● TASK OBJECTIVE
Scan the material below for the string "shower", and copy every line where it shows up.

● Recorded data
══════════════════════════════

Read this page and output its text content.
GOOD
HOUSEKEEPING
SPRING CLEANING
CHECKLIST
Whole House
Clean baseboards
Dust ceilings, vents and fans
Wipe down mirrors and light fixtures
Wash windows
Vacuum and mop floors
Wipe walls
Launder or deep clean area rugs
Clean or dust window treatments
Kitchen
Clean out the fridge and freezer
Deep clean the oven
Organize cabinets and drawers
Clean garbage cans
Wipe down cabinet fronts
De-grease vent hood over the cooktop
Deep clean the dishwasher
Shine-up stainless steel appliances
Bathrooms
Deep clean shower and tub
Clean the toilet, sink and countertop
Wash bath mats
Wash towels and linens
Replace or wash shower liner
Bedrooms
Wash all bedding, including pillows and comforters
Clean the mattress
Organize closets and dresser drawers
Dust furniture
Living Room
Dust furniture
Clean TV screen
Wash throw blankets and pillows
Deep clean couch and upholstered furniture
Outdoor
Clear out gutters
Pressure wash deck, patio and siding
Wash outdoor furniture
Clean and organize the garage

══════════════════════════════

● THE SOLUTION
Deep clean shower and tub
Replace or wash shower liner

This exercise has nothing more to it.